Written task: Only the number is wanted: how many lines contain "heading"?
────────────────────────────────────────
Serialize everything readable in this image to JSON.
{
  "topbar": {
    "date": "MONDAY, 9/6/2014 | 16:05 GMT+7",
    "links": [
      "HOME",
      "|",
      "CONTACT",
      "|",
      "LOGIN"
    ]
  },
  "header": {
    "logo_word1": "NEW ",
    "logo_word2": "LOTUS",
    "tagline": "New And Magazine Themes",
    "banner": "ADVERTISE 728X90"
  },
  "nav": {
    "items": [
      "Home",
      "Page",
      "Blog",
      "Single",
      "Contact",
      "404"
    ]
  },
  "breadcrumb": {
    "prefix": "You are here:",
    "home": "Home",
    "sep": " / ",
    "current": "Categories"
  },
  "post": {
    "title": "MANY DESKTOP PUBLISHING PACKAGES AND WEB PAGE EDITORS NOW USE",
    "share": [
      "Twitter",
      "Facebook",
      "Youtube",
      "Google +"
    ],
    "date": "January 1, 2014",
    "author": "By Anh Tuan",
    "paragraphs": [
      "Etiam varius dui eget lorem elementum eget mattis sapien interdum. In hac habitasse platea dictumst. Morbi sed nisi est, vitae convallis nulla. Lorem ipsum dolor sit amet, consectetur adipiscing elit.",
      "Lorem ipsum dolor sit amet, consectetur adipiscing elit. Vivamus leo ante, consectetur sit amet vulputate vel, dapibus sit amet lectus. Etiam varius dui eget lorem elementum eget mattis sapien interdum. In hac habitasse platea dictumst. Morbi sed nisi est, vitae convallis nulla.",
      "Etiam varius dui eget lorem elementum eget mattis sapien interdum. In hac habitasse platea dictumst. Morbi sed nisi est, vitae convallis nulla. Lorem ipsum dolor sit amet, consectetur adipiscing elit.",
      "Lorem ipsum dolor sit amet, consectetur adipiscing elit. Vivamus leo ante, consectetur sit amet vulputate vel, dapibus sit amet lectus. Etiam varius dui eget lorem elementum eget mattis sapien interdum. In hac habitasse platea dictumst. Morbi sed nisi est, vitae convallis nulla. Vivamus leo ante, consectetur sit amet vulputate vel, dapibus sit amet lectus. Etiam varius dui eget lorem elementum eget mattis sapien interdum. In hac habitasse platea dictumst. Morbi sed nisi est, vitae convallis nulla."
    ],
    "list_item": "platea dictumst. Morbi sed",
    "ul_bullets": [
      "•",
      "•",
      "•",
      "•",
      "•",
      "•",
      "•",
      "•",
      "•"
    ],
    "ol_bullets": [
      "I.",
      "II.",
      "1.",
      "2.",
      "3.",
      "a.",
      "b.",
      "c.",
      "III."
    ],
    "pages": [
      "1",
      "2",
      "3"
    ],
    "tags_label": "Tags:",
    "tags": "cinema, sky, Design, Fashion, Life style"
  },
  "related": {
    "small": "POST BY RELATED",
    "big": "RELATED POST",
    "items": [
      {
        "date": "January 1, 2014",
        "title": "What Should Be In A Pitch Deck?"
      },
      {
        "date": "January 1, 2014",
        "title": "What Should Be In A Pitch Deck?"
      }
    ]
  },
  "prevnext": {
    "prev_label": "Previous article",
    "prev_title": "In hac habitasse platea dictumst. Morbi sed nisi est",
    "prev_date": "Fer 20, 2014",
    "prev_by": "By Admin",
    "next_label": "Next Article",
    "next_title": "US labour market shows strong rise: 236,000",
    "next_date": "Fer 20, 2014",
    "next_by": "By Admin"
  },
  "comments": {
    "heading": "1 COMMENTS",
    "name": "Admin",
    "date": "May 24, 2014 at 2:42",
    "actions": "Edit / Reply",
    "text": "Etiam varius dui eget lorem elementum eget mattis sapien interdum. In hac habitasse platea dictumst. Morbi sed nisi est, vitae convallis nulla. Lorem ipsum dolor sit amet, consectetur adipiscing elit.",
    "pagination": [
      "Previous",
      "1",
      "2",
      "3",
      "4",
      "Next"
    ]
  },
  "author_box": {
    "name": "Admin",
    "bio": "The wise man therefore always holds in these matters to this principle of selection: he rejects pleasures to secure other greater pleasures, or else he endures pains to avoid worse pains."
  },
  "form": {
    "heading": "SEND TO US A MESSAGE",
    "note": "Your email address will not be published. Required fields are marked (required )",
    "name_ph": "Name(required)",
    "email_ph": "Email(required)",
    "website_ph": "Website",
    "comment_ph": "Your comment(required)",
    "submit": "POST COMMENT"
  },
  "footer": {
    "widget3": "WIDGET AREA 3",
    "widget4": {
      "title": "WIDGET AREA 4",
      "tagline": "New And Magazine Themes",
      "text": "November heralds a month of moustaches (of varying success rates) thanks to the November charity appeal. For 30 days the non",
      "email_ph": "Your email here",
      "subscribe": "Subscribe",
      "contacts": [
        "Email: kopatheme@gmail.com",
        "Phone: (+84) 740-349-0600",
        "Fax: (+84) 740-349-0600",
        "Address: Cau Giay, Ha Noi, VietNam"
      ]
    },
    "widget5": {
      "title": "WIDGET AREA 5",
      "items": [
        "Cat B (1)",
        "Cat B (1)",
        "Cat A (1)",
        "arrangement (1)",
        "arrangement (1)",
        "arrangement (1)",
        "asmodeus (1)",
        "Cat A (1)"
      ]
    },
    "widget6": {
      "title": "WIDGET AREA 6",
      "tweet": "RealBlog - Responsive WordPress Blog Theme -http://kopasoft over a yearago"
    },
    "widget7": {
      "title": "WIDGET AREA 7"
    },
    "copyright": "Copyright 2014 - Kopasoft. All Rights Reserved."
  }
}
────────────────────────────────────────
Solution for this exercise: 2